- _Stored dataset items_

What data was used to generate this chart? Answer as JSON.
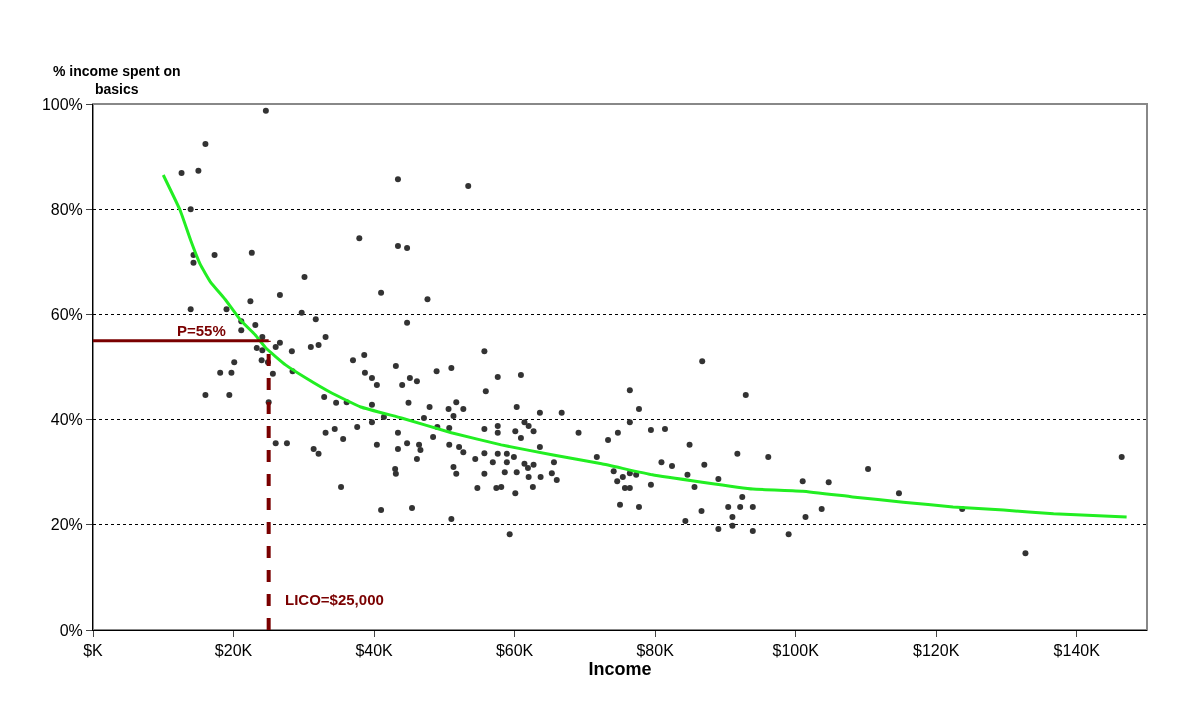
{
  "chart_data": {
    "type": "scatter",
    "xlabel": "Income",
    "ylabel": "% income spent on basics",
    "xlim": [
      0,
      150
    ],
    "xticks": [
      {
        "value": 0,
        "label": "$K"
      },
      {
        "value": 20,
        "label": "$20K"
      },
      {
        "value": 40,
        "label": "$40K"
      },
      {
        "value": 60,
        "label": "$60K"
      },
      {
        "value": 80,
        "label": "$80K"
      },
      {
        "value": 100,
        "label": "$100K"
      },
      {
        "value": 120,
        "label": "$120K"
      },
      {
        "value": 140,
        "label": "$140K"
      }
    ],
    "ylim": [
      0,
      100
    ],
    "yticks": [
      {
        "value": 0,
        "label": "0%"
      },
      {
        "value": 20,
        "label": "20%"
      },
      {
        "value": 40,
        "label": "40%"
      },
      {
        "value": 60,
        "label": "60%"
      },
      {
        "value": 80,
        "label": "80%"
      },
      {
        "value": 100,
        "label": "100%"
      }
    ],
    "grid": "y",
    "series": [
      {
        "marker": "circle",
        "color": "#333333",
        "x": [
          24.6,
          16.0,
          12.6,
          15.0,
          13.9,
          37.9,
          14.3,
          14.3,
          17.3,
          22.6,
          30.1,
          41.0,
          26.6,
          22.4,
          13.9,
          19.0,
          29.7,
          31.7,
          21.1,
          23.1,
          21.1,
          24.1,
          26.6,
          26.0,
          23.3,
          24.1,
          28.3,
          31.0,
          32.1,
          33.1,
          24.9,
          24.0,
          20.1,
          37.0,
          38.6,
          28.4,
          25.6,
          18.1,
          19.7,
          38.7,
          39.7,
          40.4,
          16.0,
          19.4,
          32.9,
          25.0,
          34.6,
          36.1,
          39.7,
          33.1,
          34.4,
          37.6,
          39.7,
          35.6,
          40.4,
          31.4,
          32.1,
          26.0,
          27.6,
          35.3,
          41.0,
          43.4,
          53.4,
          43.4,
          44.7,
          47.6,
          44.7,
          55.7,
          43.1,
          48.9,
          51.0,
          44.0,
          45.1,
          46.1,
          57.6,
          60.9,
          55.9,
          44.9,
          47.9,
          51.7,
          50.6,
          52.7,
          41.4,
          47.1,
          51.3,
          60.3,
          63.6,
          66.7,
          76.4,
          76.4,
          49.0,
          50.7,
          55.7,
          57.6,
          57.6,
          60.1,
          61.4,
          62.0,
          60.9,
          62.7,
          69.1,
          74.7,
          73.3,
          43.4,
          48.4,
          44.7,
          43.4,
          46.4,
          46.6,
          50.7,
          52.1,
          52.7,
          63.6,
          55.7,
          54.4,
          46.1,
          57.6,
          58.9,
          59.9,
          56.9,
          58.9,
          61.4,
          62.7,
          65.6,
          71.7,
          43.0,
          43.1,
          51.3,
          51.7,
          55.7,
          58.6,
          60.3,
          61.9,
          62.0,
          63.7,
          65.3,
          66.0,
          54.7,
          57.4,
          58.1,
          60.1,
          62.6,
          74.1,
          74.6,
          75.4,
          75.7,
          76.4,
          75.0,
          45.4,
          51.0,
          59.3,
          86.7,
          77.7,
          92.9,
          79.4,
          81.4,
          84.9,
          80.9,
          82.4,
          91.7,
          96.1,
          87.0,
          76.4,
          77.3,
          84.6,
          89.0,
          79.4,
          85.6,
          101.0,
          104.7,
          110.3,
          114.7,
          77.7,
          86.6,
          90.4,
          92.1,
          93.9,
          92.4,
          91.0,
          103.7,
          101.4,
          84.3,
          89.0,
          91.0,
          93.9,
          99.0,
          123.7,
          132.7,
          146.4
        ],
        "values": [
          98.7,
          92.4,
          86.9,
          87.3,
          80.0,
          74.5,
          71.3,
          69.8,
          71.3,
          71.7,
          67.1,
          64.1,
          63.7,
          62.5,
          61.0,
          61.0,
          60.3,
          59.1,
          58.7,
          58.0,
          57.0,
          55.7,
          54.6,
          53.8,
          53.6,
          53.2,
          53.0,
          53.8,
          54.2,
          55.7,
          50.9,
          51.3,
          50.9,
          51.3,
          52.3,
          49.2,
          48.7,
          48.9,
          48.9,
          48.9,
          47.9,
          46.6,
          44.7,
          44.7,
          44.3,
          43.3,
          43.2,
          43.3,
          42.8,
          37.5,
          38.2,
          38.6,
          39.5,
          36.3,
          35.2,
          34.4,
          33.5,
          35.5,
          35.5,
          27.2,
          22.8,
          85.7,
          84.4,
          73.0,
          72.6,
          62.9,
          58.4,
          53.0,
          50.2,
          49.2,
          49.8,
          46.6,
          47.9,
          47.3,
          48.1,
          48.5,
          45.4,
          43.2,
          42.4,
          43.3,
          42.0,
          42.0,
          40.5,
          40.3,
          40.7,
          42.4,
          41.3,
          41.3,
          45.6,
          39.5,
          38.6,
          38.4,
          38.2,
          38.8,
          37.5,
          37.8,
          39.5,
          38.8,
          36.5,
          37.8,
          37.5,
          37.5,
          36.1,
          37.5,
          36.7,
          35.5,
          34.4,
          35.2,
          34.2,
          35.2,
          34.8,
          33.8,
          34.8,
          33.6,
          32.5,
          32.5,
          33.5,
          33.5,
          32.9,
          31.9,
          31.9,
          31.6,
          31.4,
          31.9,
          32.9,
          30.6,
          29.7,
          31.0,
          29.7,
          29.7,
          30.0,
          30.0,
          30.8,
          29.1,
          29.1,
          29.8,
          28.5,
          27.0,
          27.0,
          27.2,
          26.0,
          27.2,
          30.2,
          28.3,
          29.1,
          27.0,
          27.0,
          23.8,
          23.2,
          21.1,
          18.2,
          51.1,
          42.0,
          44.7,
          38.0,
          38.2,
          35.2,
          31.9,
          31.2,
          33.5,
          32.9,
          31.4,
          29.8,
          29.5,
          29.5,
          28.7,
          27.6,
          27.2,
          28.3,
          28.1,
          30.6,
          26.0,
          23.4,
          22.6,
          23.4,
          23.4,
          23.4,
          25.3,
          21.5,
          23.0,
          21.5,
          20.7,
          19.2,
          19.8,
          18.8,
          18.2,
          23.0,
          14.6,
          32.9
        ]
      },
      {
        "type": "line",
        "color": "#22ee22",
        "x": [
          10.0,
          12.4,
          13.9,
          15.3,
          16.7,
          18.9,
          21.0,
          23.1,
          24.6,
          27.4,
          30.3,
          33.9,
          38.1,
          43.9,
          51.0,
          58.1,
          65.3,
          72.4,
          79.6,
          86.7,
          93.9,
          101.0,
          108.1,
          115.3,
          122.4,
          129.6,
          136.7,
          147.1
        ],
        "values": [
          86.5,
          79.8,
          74.1,
          69.4,
          66.2,
          62.7,
          58.9,
          56.1,
          53.6,
          50.4,
          47.9,
          45.1,
          42.4,
          40.3,
          37.5,
          35.2,
          33.3,
          31.6,
          29.5,
          28.1,
          26.8,
          26.4,
          25.3,
          24.3,
          23.4,
          22.8,
          22.1,
          21.5
        ]
      }
    ],
    "ref_lines": [
      {
        "axis": "y",
        "value": 55,
        "label": "P=55%",
        "color": "#7a0000",
        "line_style": "solid"
      },
      {
        "axis": "x",
        "value": 25,
        "label": "LICO=$25,000",
        "color": "#7a0000",
        "line_style": "dashed"
      }
    ]
  }
}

- _Task description_
Which lines hold the word "color"? Return all of them from the records above.

- _Response to this task_
        "color": "#333333",
        "color": "#22ee22",
        "color": "#7a0000",
        "color": "#7a0000",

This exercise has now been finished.